[Data items]
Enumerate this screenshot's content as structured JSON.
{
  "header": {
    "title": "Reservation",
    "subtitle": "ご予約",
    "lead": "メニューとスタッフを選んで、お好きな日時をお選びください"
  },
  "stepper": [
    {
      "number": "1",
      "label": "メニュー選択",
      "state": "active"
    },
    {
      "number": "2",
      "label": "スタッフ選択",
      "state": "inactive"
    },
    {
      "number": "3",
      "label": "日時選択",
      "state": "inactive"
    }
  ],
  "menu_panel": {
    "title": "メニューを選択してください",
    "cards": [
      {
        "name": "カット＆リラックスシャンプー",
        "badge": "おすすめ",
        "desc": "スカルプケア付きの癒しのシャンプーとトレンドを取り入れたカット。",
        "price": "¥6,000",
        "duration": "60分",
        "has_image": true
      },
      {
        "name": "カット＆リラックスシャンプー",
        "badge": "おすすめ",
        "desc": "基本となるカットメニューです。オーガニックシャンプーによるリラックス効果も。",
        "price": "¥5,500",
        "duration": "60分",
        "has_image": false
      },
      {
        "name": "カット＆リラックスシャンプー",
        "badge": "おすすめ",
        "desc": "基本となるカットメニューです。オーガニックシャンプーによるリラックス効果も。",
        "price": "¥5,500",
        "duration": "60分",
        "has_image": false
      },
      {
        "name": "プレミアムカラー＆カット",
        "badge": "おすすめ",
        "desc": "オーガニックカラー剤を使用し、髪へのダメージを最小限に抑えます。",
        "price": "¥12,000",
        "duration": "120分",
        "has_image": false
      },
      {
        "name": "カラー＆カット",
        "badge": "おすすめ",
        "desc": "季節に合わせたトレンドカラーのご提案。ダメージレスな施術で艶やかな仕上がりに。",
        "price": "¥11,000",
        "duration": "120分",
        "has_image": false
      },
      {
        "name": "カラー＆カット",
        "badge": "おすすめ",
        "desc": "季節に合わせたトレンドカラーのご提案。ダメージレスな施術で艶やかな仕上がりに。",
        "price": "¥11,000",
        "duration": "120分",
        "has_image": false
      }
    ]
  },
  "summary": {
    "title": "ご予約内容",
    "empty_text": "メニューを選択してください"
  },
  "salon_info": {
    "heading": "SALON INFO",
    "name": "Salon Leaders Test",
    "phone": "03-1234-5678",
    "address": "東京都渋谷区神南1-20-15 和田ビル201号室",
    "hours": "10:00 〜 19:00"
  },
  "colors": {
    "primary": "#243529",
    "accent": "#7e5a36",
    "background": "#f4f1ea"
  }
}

Aim of the exercise: In the entries above, identify every line with the word "メニューを選択してください". Copy those lines.

Full solution:
    "title": "メニューを選択してください",
    "empty_text": "メニューを選択してください"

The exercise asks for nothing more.